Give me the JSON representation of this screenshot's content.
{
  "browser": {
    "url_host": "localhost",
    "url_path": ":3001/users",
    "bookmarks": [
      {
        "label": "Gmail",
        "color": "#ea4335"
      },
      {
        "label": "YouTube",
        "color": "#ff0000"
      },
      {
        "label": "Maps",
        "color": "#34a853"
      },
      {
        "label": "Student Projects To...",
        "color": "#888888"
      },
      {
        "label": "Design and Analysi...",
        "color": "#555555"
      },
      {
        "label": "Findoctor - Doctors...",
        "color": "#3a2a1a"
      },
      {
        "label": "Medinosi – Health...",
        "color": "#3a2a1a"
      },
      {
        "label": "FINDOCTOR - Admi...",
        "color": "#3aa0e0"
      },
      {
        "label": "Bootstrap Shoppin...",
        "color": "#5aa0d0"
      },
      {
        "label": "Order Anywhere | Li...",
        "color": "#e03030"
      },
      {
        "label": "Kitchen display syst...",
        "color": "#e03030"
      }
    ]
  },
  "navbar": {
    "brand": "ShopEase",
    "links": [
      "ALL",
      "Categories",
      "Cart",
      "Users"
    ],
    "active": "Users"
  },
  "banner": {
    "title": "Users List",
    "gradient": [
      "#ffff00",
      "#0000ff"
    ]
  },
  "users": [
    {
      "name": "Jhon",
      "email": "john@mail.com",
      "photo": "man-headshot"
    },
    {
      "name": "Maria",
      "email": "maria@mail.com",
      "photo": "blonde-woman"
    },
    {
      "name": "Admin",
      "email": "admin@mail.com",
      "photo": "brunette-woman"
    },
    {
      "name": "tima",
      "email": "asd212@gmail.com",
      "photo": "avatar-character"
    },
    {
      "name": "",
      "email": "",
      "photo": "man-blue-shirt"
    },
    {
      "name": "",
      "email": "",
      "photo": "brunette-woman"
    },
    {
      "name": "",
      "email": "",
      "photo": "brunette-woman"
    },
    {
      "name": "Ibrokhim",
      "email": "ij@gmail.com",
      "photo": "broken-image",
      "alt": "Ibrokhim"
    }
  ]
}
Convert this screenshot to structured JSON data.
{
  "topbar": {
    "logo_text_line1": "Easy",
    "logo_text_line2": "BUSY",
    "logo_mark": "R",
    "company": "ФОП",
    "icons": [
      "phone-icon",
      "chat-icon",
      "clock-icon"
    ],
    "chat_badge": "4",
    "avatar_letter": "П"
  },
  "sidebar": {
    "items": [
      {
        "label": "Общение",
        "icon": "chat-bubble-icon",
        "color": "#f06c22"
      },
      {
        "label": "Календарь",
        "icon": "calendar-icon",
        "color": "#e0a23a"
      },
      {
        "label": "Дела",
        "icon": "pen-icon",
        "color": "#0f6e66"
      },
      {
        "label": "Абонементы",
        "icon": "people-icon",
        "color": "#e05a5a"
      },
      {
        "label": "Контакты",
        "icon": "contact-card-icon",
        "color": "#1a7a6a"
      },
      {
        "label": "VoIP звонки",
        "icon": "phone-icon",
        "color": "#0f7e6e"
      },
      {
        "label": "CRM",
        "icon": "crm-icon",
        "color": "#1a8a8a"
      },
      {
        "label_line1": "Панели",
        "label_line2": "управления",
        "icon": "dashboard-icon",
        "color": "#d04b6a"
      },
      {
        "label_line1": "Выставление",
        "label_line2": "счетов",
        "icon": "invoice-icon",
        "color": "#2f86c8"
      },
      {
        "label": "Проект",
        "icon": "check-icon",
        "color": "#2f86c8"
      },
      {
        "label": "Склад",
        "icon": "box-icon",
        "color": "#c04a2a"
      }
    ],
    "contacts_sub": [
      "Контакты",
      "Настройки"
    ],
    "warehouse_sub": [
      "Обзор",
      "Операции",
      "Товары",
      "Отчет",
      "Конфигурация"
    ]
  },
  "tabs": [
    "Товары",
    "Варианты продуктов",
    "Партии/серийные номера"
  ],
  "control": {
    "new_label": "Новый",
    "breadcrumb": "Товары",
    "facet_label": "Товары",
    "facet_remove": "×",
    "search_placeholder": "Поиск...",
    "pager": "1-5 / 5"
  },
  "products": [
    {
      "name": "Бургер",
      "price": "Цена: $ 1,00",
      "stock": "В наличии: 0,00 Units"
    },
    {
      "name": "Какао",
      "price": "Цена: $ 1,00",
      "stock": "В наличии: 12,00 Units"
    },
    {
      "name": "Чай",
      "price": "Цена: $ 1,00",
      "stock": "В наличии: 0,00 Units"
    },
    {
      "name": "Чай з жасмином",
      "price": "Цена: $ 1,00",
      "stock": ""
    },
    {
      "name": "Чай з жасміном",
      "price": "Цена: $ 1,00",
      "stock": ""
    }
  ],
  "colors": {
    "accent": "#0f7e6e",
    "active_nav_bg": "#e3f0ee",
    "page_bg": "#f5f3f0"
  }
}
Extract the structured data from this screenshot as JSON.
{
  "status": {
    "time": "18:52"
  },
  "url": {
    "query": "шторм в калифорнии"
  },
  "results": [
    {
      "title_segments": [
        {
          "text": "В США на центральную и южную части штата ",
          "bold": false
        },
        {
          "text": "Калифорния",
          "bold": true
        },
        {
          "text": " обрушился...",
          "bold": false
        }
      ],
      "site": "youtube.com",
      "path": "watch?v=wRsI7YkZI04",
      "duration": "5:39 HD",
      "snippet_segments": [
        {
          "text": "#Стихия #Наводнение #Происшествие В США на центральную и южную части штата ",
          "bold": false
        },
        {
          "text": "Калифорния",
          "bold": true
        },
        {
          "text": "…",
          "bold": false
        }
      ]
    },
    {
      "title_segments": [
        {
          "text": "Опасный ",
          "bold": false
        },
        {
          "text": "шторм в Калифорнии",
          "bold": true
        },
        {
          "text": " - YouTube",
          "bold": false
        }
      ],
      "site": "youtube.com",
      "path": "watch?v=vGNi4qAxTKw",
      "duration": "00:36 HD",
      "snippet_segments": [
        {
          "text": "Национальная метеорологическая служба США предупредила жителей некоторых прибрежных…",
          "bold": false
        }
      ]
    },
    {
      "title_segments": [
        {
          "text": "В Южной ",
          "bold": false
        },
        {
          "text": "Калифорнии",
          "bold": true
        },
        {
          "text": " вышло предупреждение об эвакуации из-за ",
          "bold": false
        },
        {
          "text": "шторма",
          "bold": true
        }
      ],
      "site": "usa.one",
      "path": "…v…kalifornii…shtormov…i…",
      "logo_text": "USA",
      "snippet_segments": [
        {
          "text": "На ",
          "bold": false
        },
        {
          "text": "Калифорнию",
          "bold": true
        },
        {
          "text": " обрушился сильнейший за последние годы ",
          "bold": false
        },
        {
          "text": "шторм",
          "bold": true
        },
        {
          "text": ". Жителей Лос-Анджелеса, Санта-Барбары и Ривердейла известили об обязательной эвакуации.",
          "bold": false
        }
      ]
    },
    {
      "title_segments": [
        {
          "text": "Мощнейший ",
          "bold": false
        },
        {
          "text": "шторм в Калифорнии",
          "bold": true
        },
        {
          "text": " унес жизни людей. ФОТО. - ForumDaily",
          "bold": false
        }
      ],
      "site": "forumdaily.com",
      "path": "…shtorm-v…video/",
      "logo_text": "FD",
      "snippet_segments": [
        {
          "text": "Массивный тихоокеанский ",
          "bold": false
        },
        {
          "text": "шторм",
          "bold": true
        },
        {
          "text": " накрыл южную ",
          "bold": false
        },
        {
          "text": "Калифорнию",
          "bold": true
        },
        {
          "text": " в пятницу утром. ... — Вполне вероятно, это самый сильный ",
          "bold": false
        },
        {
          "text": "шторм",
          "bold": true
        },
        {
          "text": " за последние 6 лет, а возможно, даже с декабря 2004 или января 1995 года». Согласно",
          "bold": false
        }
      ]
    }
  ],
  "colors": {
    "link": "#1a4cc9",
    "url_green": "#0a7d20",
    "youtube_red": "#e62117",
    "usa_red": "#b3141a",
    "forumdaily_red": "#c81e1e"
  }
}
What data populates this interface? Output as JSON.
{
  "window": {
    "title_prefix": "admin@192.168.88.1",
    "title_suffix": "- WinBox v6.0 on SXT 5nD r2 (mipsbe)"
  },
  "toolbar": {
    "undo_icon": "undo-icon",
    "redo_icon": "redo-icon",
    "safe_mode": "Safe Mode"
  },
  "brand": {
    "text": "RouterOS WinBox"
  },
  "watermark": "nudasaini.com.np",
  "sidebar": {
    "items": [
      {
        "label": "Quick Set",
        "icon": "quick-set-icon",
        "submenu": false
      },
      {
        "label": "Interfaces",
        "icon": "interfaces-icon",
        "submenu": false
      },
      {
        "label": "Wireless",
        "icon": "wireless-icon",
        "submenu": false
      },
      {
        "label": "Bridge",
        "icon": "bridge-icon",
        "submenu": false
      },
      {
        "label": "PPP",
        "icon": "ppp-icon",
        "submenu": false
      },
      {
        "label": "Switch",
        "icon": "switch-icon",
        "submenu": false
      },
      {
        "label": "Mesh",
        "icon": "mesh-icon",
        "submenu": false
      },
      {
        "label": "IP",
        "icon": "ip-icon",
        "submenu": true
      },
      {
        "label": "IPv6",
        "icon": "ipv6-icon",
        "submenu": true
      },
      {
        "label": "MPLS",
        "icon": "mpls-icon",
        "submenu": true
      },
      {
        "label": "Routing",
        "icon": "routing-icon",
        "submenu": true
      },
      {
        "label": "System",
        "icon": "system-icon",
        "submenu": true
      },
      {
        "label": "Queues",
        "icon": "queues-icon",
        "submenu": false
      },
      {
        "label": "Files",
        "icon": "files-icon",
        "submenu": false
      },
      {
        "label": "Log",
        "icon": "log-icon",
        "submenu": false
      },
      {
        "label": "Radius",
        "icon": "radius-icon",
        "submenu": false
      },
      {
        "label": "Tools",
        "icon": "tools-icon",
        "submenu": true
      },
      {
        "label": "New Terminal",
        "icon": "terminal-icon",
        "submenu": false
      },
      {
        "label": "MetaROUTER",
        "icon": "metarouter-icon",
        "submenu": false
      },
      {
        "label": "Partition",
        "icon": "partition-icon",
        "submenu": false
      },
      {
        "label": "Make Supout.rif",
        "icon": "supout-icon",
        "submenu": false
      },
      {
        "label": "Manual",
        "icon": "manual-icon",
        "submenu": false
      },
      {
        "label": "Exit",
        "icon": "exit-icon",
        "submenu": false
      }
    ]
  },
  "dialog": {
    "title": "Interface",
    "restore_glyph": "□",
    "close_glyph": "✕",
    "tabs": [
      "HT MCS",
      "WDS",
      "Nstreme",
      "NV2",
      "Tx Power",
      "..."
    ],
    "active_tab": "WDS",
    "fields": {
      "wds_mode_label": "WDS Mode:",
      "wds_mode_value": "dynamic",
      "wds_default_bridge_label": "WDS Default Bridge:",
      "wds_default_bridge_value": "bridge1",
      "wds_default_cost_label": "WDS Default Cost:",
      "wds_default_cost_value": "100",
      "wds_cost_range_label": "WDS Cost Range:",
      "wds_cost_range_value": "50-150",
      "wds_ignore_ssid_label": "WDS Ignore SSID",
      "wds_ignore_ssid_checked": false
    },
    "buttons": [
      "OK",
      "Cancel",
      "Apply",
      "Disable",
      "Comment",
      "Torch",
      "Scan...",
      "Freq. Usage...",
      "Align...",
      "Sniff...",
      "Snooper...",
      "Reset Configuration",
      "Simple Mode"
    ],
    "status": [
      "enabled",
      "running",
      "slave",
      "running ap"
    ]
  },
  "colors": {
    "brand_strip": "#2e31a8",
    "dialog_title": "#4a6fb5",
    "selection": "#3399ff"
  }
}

- _Exercise task_:
Track down the lines that include the word "обрушился" and copy them.

- _Output of the exercise_:
          "text": " обрушился...",
          "text": " обрушился сильнейший за последние годы ",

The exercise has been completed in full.